Copy everything in the listing below word for word, apart from any images.

[start]

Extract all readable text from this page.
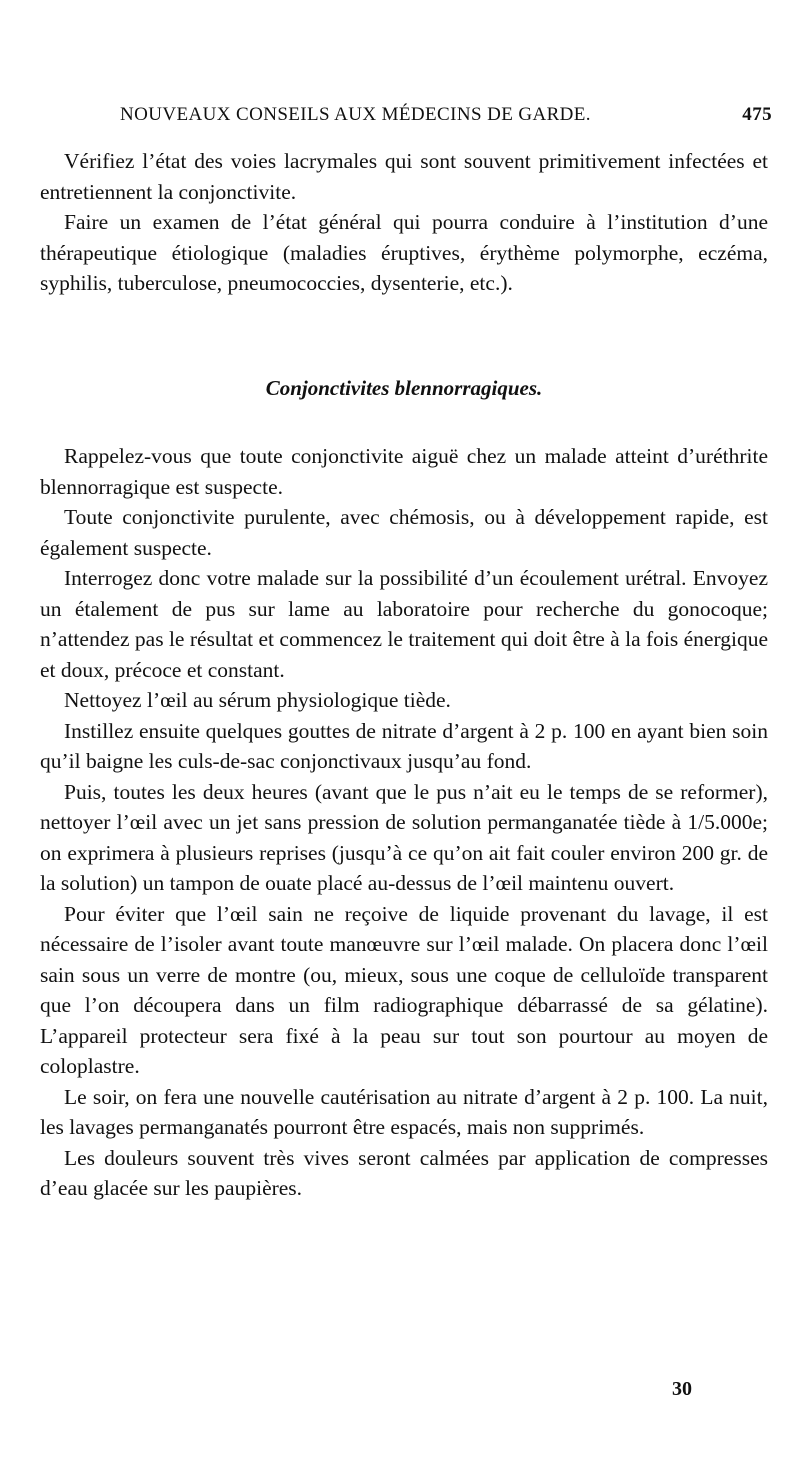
NOUVEAUX CONSEILS AUX MÉDECINS DE GARDE.	475

Vérifiez l’état des voies lacrymales qui sont souvent primitivement infectées et entretiennent la conjonctivite.

Faire un examen de l’état général qui pourra conduire à l’institution d’une thérapeutique étiologique (maladies éruptives, érythème polymorphe, eczéma, syphilis, tuberculose, pneumococcies, dysenterie, etc.).

Conjonctivites blennorragiques.

Rappelez-vous que toute conjonctivite aiguë chez un malade atteint d’uréthrite blennorragique est suspecte.

Toute conjonctivite purulente, avec chémosis, ou à développement rapide, est également suspecte.

Interrogez donc votre malade sur la possibilité d’un écoulement urétral. Envoyez un étalement de pus sur lame au laboratoire pour recherche du gonocoque; n’attendez pas le résultat et commencez le traitement qui doit être à la fois énergique et doux, précoce et constant.

Nettoyez l’œil au sérum physiologique tiède.

Instillez ensuite quelques gouttes de nitrate d’argent à 2 p. 100 en ayant bien soin qu’il baigne les culs-de-sac conjonctivaux jusqu’au fond.

Puis, toutes les deux heures (avant que le pus n’ait eu le temps de se reformer), nettoyer l’œil avec un jet sans pression de solution permanganatée tiède à 1/5.000e; on exprimera à plusieurs reprises (jusqu’à ce qu’on ait fait couler environ 200 gr. de la solution) un tampon de ouate placé au-dessus de l’œil maintenu ouvert.

Pour éviter que l’œil sain ne reçoive de liquide provenant du lavage, il est nécessaire de l’isoler avant toute manœuvre sur l’œil malade. On placera donc l’œil sain sous un verre de montre (ou, mieux, sous une coque de celluloïde transparent que l’on découpera dans un film radiographique débarrassé de sa gélatine). L’appareil protecteur sera fixé à la peau sur tout son pourtour au moyen de coloplastre.

Le soir, on fera une nouvelle cautérisation au nitrate d’argent à 2 p. 100. La nuit, les lavages permanganatés pourront être espacés, mais non supprimés.

Les douleurs souvent très vives seront calmées par application de compresses d’eau glacée sur les paupières.

30
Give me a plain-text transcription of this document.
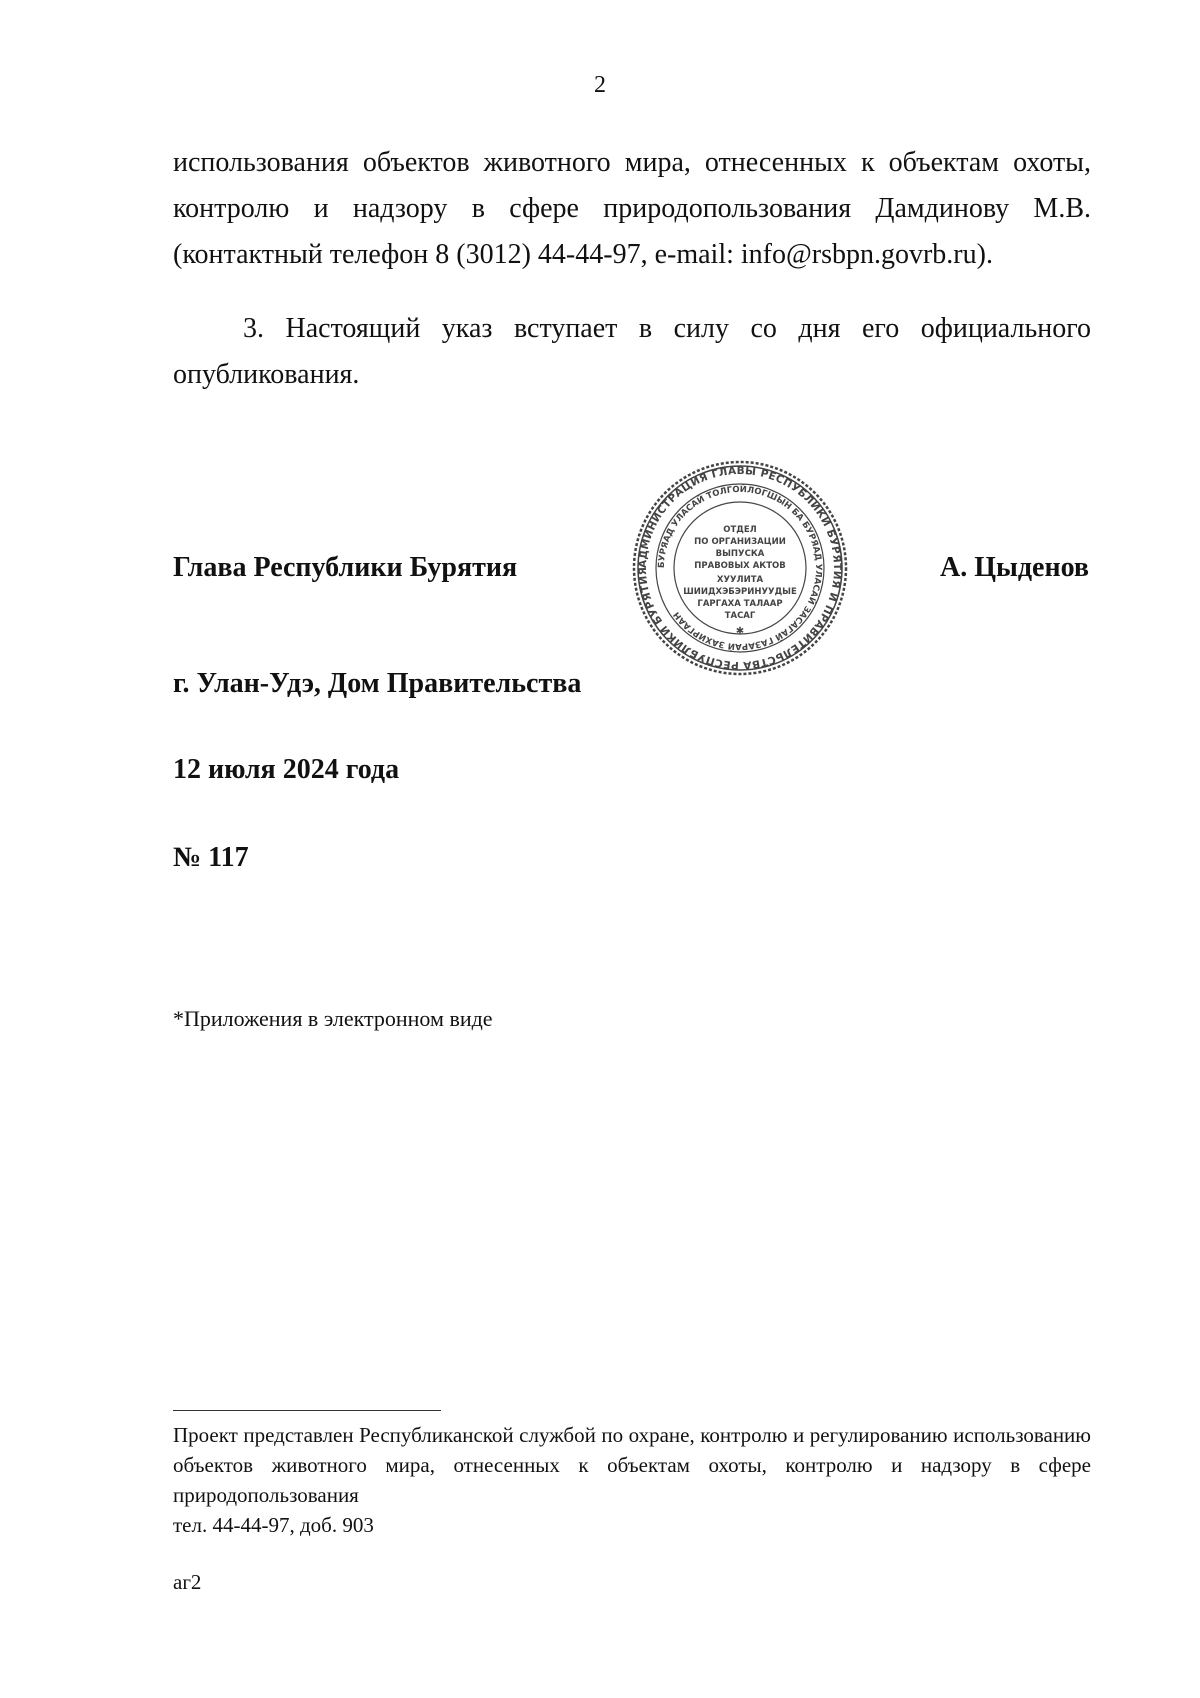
2
использования объектов животного мира, отнесенных к объектам охоты, контролю и надзору в сфере природопользования Дамдинову М.В. (контактный телефон 8 (3012) 44-44-97, e-mail: info@rsbpn.govrb.ru).
3. Настоящий указ вступает в силу со дня его официального опубликования.
Глава Республики Бурятия	А. Цыденов
АДМИНИСТРАЦИЯ ГЛАВЫ РЕСПУБЛИКИ БУРЯТИЯ И ПРАВИТЕЛЬСТВА РЕСПУБЛИКИ БУРЯТИЯ
БУРЯАД УЛАСАЙ ТОЛГОЙЛОГШЫН БА БУРЯАД УЛАСАЙ ЗАСАГАЙ ГАЗАРАЙ ЗАХИРГААН
ОТДЕЛ
ПО ОРГАНИЗАЦИИ
ВЫПУСКА
ПРАВОВЫХ АКТОВ
ХУУЛИТА
ШИИДХЭБЭРИНУУДЫЕ
ГАРГАХА ТАЛААР
ТАСАГ
✱
г. Улан-Удэ, Дом Правительства
12 июля 2024 года
№ 117
*Приложения в электронном виде
Проект представлен Республиканской службой по охране, контролю и регулированию использованию объектов животного мира, отнесенных к объектам охоты, контролю и надзору в сфере природопользования
тел. 44-44-97, доб. 903
аг2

[end]

> THE RESPONSE:
Extract all readable text from this page.
NOUVEAUX CONSEILS AUX MÉDECINS DE GARDE.	475

Vérifiez l’état des voies lacrymales qui sont souvent primitivement infectées et entretiennent la conjonctivite.

Faire un examen de l’état général qui pourra conduire à l’institution d’une thérapeutique étiologique (maladies éruptives, érythème polymorphe, eczéma, syphilis, tuberculose, pneumococcies, dysenterie, etc.).

Conjonctivites blennorragiques.

Rappelez-vous que toute conjonctivite aiguë chez un malade atteint d’uréthrite blennorragique est suspecte.

Toute conjonctivite purulente, avec chémosis, ou à développement rapide, est également suspecte.

Interrogez donc votre malade sur la possibilité d’un écoulement urétral. Envoyez un étalement de pus sur lame au laboratoire pour recherche du gonocoque; n’attendez pas le résultat et commencez le traitement qui doit être à la fois énergique et doux, précoce et constant.

Nettoyez l’œil au sérum physiologique tiède.

Instillez ensuite quelques gouttes de nitrate d’argent à 2 p. 100 en ayant bien soin qu’il baigne les culs-de-sac conjonctivaux jusqu’au fond.

Puis, toutes les deux heures (avant que le pus n’ait eu le temps de se reformer), nettoyer l’œil avec un jet sans pression de solution permanganatée tiède à 1/5.000e; on exprimera à plusieurs reprises (jusqu’à ce qu’on ait fait couler environ 200 gr. de la solution) un tampon de ouate placé au-dessus de l’œil maintenu ouvert.

Pour éviter que l’œil sain ne reçoive de liquide provenant du lavage, il est nécessaire de l’isoler avant toute manœuvre sur l’œil malade. On placera donc l’œil sain sous un verre de montre (ou, mieux, sous une coque de celluloïde transparent que l’on découpera dans un film radiographique débarrassé de sa gélatine). L’appareil protecteur sera fixé à la peau sur tout son pourtour au moyen de coloplastre.

Le soir, on fera une nouvelle cautérisation au nitrate d’argent à 2 p. 100. La nuit, les lavages permanganatés pourront être espacés, mais non supprimés.

Les douleurs souvent très vives seront calmées par application de compresses d’eau glacée sur les paupières.

30
Give me a plain-text transcription of this document.
2
использования объектов животного мира, отнесенных к объектам охоты, контролю и надзору в сфере природопользования Дамдинову М.В. (контактный телефон 8 (3012) 44-44-97, e-mail: info@rsbpn.govrb.ru).
3. Настоящий указ вступает в силу со дня его официального опубликования.
Глава Республики Бурятия	А. Цыденов
АДМИНИСТРАЦИЯ ГЛАВЫ РЕСПУБЛИКИ БУРЯТИЯ И ПРАВИТЕЛЬСТВА РЕСПУБЛИКИ БУРЯТИЯ
БУРЯАД УЛАСАЙ ТОЛГОЙЛОГШЫН БА БУРЯАД УЛАСАЙ ЗАСАГАЙ ГАЗАРАЙ ЗАХИРГААН
ОТДЕЛ
ПО ОРГАНИЗАЦИИ
ВЫПУСКА
ПРАВОВЫХ АКТОВ
ХУУЛИТА
ШИИДХЭБЭРИНУУДЫЕ
ГАРГАХА ТАЛААР
ТАСАГ
✱
г. Улан-Удэ, Дом Правительства
12 июля 2024 года
№ 117
*Приложения в электронном виде
Проект представлен Республиканской службой по охране, контролю и регулированию использованию объектов животного мира, отнесенных к объектам охоты, контролю и надзору в сфере природопользования
тел. 44-44-97, доб. 903
аг2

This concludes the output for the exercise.